Recorded data:

________________________________________

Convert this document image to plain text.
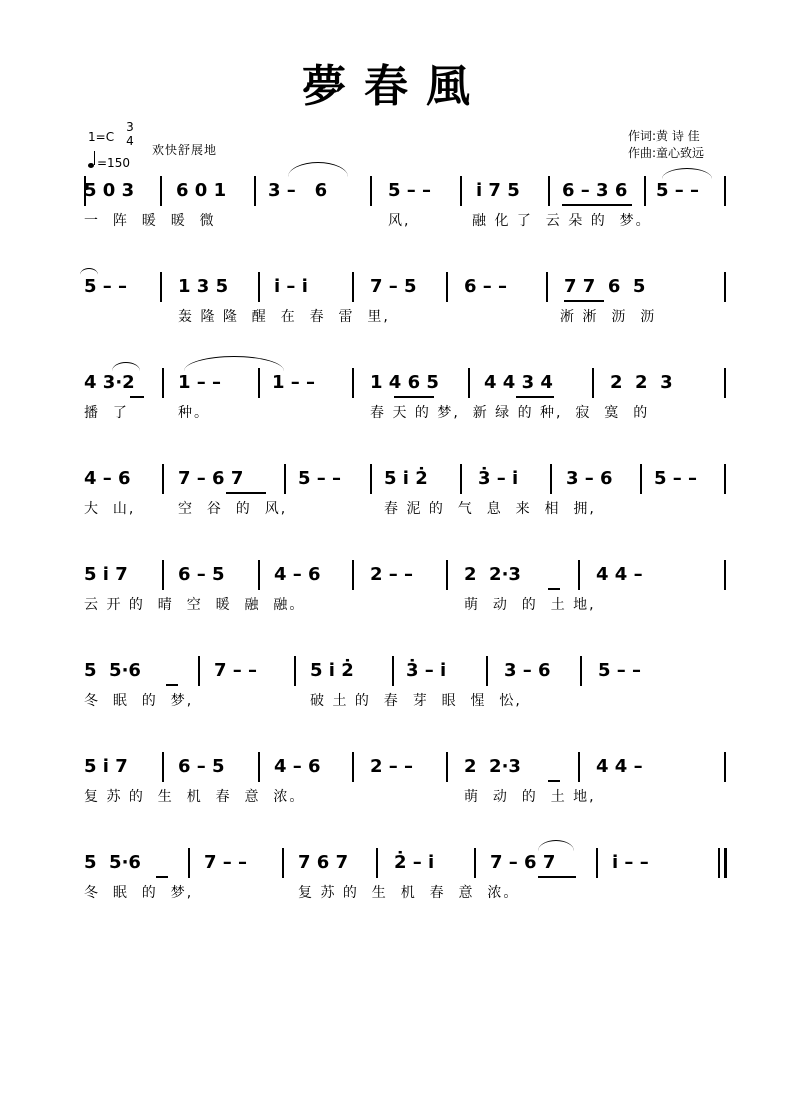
夢春風
1=C
3
4
=150
欢快舒展地
作词:黄 诗 佳
作曲:童心致远
5 0 3 6 0 1 3 –   6	5 – – i̇ 7 5 6 – 3 6 5 – –
一  阵  暖  暖  微	风,	融 化 了  云 朵 的  梦。
5 – –	1 3 5	i̇ – i̇	7 – 5	6 – –	7 7  6  5
轰 隆 隆  醒  在  春  雷  里,	淅 淅  沥  沥
4 3·2 1 – –	1 – –	1 4 6 5	4 4 3 4	2  2  3
播  了	种。	春 天 的 梦,  新 绿 的 种,  寂  寞  的
4 – 6	7 – 6 7	5 – – 5 i̇ 2̇	3̇ – i̇	3 – 6 5 – –
大  山,	空  谷  的  风,	春 泥 的  气  息  来  相  拥,
5 i̇ 7	6 – 5	4 – 6	2 – –	2  2·3	4 4 –
云 开 的  晴  空  暖  融  融。	萌  动  的  土 地,
5  5·6	7 – –	5 i̇ 2̇	3̇ – i̇	3 – 6	5 – –
冬  眠  的  梦,	破 土 的  春  芽  眼  惺  忪,
5 i̇ 7	6 – 5	4 – 6	2 – –	2  2·3	4 4 –
复 苏 的  生  机  春  意  浓。	萌  动  的  土 地,
5  5·6	7 – –	7 6 7	2̇ – i̇	7 – 6 7	i̇ – –
冬  眠  的  梦,	复 苏 的  生  机  春  意  浓。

________________________________________

#### [PROBLEM TO WORK ON]
Print the entries above exactly, taking out only the pictures.

#### [FINISHED ANSWER]
Convert this document image to plain text.
夢春風
1=C
3
4
=150
欢快舒展地
作词:黄 诗 佳
作曲:童心致远
5 0 3 6 0 1 3 –   6	5 – – i̇ 7 5 6 – 3 6 5 – –
一  阵  暖  暖  微	风,	融 化 了  云 朵 的  梦。
5 – –	1 3 5	i̇ – i̇	7 – 5	6 – –	7 7  6  5
轰 隆 隆  醒  在  春  雷  里,	淅 淅  沥  沥
4 3·2 1 – –	1 – –	1 4 6 5	4 4 3 4	2  2  3
播  了	种。	春 天 的 梦,  新 绿 的 种,  寂  寞  的
4 – 6	7 – 6 7	5 – – 5 i̇ 2̇	3̇ – i̇	3 – 6 5 – –
大  山,	空  谷  的  风,	春 泥 的  气  息  来  相  拥,
5 i̇ 7	6 – 5	4 – 6	2 – –	2  2·3	4 4 –
云 开 的  晴  空  暖  融  融。	萌  动  的  土 地,
5  5·6	7 – –	5 i̇ 2̇	3̇ – i̇	3 – 6	5 – –
冬  眠  的  梦,	破 土 的  春  芽  眼  惺  忪,
5 i̇ 7	6 – 5	4 – 6	2 – –	2  2·3	4 4 –
复 苏 的  生  机  春  意  浓。	萌  动  的  土 地,
5  5·6	7 – –	7 6 7	2̇ – i̇	7 – 6 7	i̇ – –
冬  眠  的  梦,	复 苏 的  生  机  春  意  浓。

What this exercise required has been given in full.